Prompt:
Return every item below unchanged, reproducing each line as it stands.

Listings of elements and their boxes:
"""

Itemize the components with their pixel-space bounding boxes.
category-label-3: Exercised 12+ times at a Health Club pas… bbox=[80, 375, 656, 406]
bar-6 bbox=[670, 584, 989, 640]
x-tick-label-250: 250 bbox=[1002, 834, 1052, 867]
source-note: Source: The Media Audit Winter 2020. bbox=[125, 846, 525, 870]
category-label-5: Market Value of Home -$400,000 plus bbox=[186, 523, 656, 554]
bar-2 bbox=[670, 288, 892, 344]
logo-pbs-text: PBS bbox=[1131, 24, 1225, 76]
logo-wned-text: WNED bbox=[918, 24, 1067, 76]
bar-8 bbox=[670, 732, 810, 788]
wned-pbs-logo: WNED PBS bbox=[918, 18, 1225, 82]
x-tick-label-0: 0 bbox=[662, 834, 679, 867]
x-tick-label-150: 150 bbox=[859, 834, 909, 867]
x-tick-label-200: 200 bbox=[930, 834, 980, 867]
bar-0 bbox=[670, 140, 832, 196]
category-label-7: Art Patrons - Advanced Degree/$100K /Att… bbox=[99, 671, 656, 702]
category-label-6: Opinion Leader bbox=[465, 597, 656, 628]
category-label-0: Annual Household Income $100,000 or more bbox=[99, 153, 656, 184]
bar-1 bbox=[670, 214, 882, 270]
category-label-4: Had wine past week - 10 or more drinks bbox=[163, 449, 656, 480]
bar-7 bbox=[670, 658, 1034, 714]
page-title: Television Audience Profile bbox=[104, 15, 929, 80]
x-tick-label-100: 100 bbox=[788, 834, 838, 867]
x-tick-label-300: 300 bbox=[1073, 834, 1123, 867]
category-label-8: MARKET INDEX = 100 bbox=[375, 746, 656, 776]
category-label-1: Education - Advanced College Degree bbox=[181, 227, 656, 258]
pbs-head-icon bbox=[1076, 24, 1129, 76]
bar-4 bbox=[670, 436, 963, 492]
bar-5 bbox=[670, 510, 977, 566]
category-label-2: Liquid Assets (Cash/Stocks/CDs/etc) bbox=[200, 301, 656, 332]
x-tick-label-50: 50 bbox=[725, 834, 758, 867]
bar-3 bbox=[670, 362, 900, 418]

"""

Answer to the problem:
Itemize the components with their pixel-space bounding boxes.
category-label-3: Exercised 12+ times at a Health Club pas… bbox=[80, 375, 656, 406]
bar-6 bbox=[670, 584, 989, 640]
x-tick-label-250: 250 bbox=[1002, 834, 1052, 867]
source-note: Source: The Media Audit Winter 2020. bbox=[125, 846, 525, 870]
category-label-5: Market Value of Home -$400,000 plus bbox=[186, 523, 656, 554]
bar-2 bbox=[670, 288, 892, 344]
logo-pbs-text: PBS bbox=[1131, 24, 1225, 76]
logo-wned-text: WNED bbox=[918, 24, 1067, 76]
bar-8 bbox=[670, 732, 810, 788]
wned-pbs-logo: WNED PBS bbox=[918, 18, 1225, 82]
x-tick-label-0: 0 bbox=[662, 834, 679, 867]
x-tick-label-150: 150 bbox=[859, 834, 909, 867]
x-tick-label-200: 200 bbox=[930, 834, 980, 867]
bar-0 bbox=[670, 140, 832, 196]
category-label-7: Art Patrons - Advanced Degree/$100K /Att… bbox=[99, 671, 656, 702]
category-label-6: Opinion Leader bbox=[465, 597, 656, 628]
category-label-0: Annual Household Income $100,000 or more bbox=[99, 153, 656, 184]
bar-1 bbox=[670, 214, 882, 270]
category-label-4: Had wine past week - 10 or more drinks bbox=[163, 449, 656, 480]
bar-7 bbox=[670, 658, 1034, 714]
page-title: Television Audience Profile bbox=[104, 15, 929, 80]
x-tick-label-100: 100 bbox=[788, 834, 838, 867]
x-tick-label-300: 300 bbox=[1073, 834, 1123, 867]
category-label-8: MARKET INDEX = 100 bbox=[375, 746, 656, 776]
category-label-1: Education - Advanced College Degree bbox=[181, 227, 656, 258]
pbs-head-icon bbox=[1076, 24, 1129, 76]
bar-4 bbox=[670, 436, 963, 492]
bar-5 bbox=[670, 510, 977, 566]
category-label-2: Liquid Assets (Cash/Stocks/CDs/etc) bbox=[200, 301, 656, 332]
x-tick-label-50: 50 bbox=[725, 834, 758, 867]
bar-3 bbox=[670, 362, 900, 418]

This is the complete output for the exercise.